-- START DATASET RECORDS --
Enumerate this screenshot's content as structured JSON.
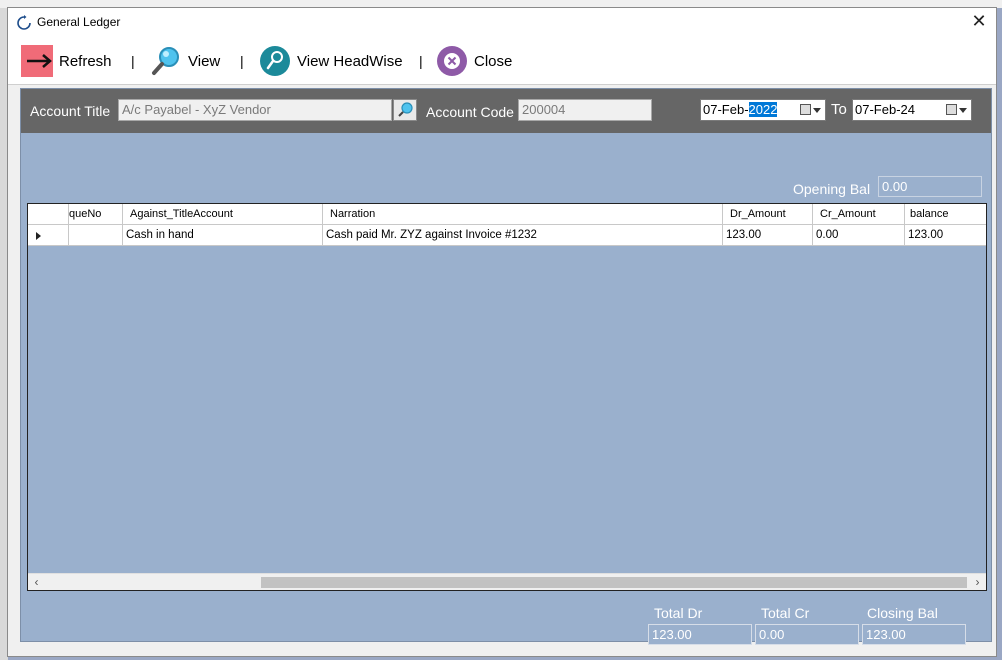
-- END DATASET RECORDS --
-- START DATASET RECORDS --
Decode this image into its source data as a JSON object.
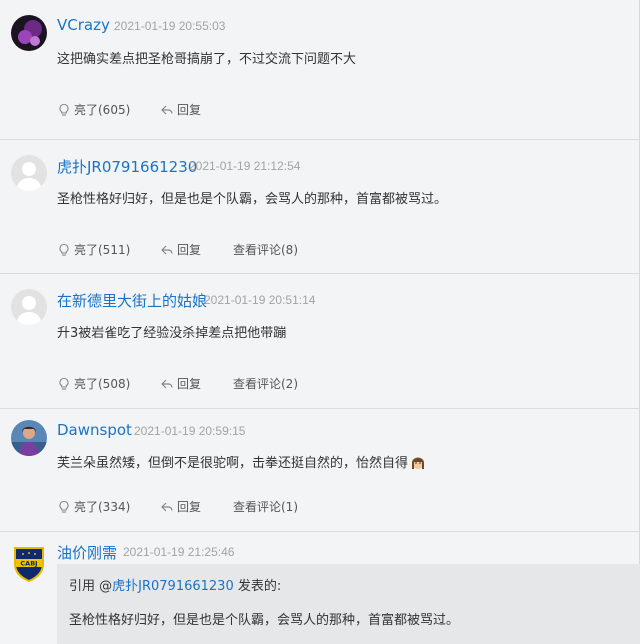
-- END DATASET RECORDS --
-- START DATASET RECORDS --
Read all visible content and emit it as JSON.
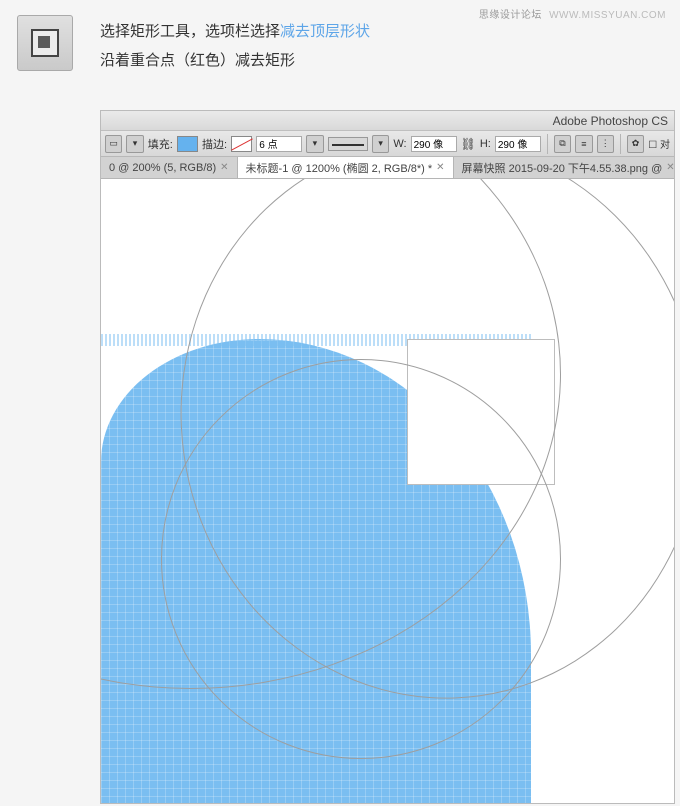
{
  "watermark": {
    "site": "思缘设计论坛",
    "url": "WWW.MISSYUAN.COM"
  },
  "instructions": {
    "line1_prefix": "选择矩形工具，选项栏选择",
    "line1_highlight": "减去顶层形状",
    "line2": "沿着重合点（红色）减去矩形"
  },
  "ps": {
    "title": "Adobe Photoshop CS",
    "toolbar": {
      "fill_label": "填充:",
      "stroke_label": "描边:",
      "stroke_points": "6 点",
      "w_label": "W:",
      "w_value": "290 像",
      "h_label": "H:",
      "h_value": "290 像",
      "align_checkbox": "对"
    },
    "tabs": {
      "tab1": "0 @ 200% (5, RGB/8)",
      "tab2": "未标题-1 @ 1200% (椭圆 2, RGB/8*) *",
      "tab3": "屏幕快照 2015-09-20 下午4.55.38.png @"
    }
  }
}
-- END DATASET RECORDS --
PROBLEM DESCRIPTION – Identify each line in the records above that contains the word "this", and copy it out in full.

ANSWER IN FULL –
Enumerate this screenshot's content as structured JSON.
Decode this image into its source data as a JSON object.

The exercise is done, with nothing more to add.